--- START ---

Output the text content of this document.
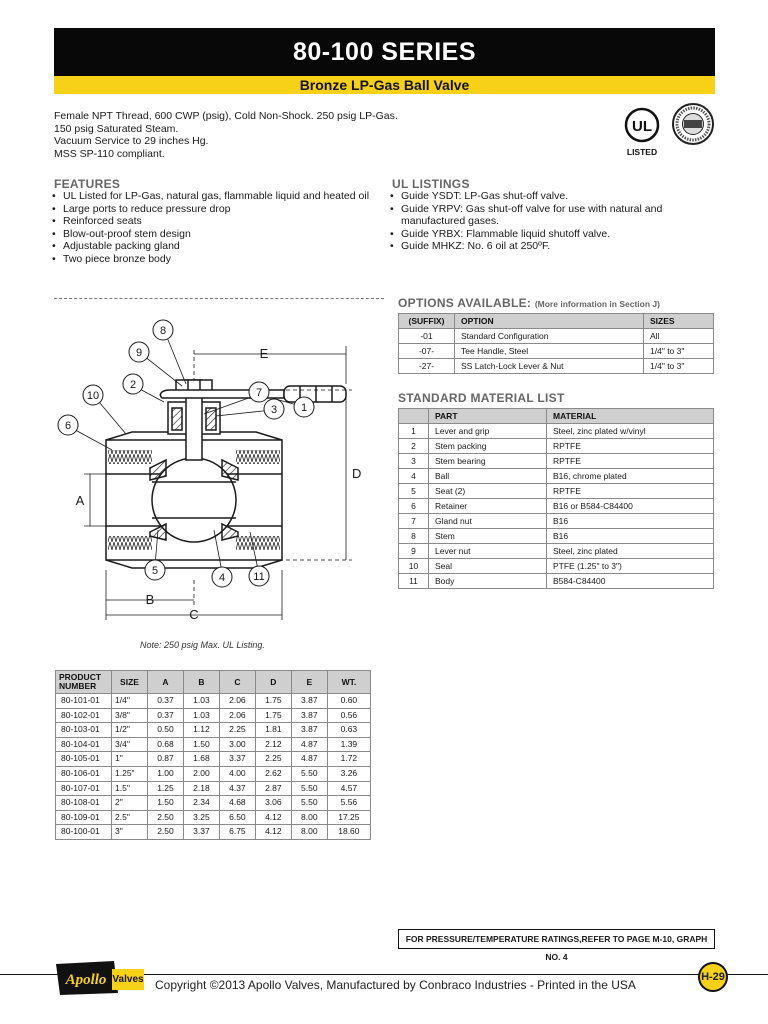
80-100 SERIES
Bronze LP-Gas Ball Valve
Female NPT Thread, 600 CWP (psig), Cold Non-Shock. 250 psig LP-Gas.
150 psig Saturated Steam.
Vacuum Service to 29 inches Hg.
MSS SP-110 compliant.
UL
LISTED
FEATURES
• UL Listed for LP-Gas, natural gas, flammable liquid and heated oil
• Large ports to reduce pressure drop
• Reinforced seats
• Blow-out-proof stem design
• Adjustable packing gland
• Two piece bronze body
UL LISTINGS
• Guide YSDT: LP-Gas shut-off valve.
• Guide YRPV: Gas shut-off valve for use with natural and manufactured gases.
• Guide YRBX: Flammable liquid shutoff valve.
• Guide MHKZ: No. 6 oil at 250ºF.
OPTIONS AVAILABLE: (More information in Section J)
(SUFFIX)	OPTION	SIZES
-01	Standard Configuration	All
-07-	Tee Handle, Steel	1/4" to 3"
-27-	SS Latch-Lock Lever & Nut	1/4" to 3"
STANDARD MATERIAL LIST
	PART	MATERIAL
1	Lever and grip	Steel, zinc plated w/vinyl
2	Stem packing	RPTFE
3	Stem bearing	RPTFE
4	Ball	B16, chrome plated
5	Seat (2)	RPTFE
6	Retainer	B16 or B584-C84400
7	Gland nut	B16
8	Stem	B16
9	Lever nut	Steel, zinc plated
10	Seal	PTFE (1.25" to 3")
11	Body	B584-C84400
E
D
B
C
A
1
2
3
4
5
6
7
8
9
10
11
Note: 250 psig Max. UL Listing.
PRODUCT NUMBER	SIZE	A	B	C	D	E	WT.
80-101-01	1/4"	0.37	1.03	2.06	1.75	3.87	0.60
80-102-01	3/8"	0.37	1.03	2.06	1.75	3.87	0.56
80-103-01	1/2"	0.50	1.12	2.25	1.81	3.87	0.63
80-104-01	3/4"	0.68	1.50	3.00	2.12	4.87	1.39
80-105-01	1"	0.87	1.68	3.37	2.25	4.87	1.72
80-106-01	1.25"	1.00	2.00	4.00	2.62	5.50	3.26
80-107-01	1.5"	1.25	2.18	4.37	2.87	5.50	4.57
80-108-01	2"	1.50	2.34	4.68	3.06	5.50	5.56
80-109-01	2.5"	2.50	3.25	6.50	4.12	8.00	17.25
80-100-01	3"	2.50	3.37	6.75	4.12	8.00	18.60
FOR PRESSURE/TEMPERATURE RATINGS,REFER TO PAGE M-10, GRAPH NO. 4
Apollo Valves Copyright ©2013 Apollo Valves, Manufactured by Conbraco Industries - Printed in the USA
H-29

--- END ---

EXERCISE DESCRIPTION
Return each line with "Ball".

RESULT FOR THIS TASK
Bronze LP-Gas Ball Valve
4	Ball	B16, chrome plated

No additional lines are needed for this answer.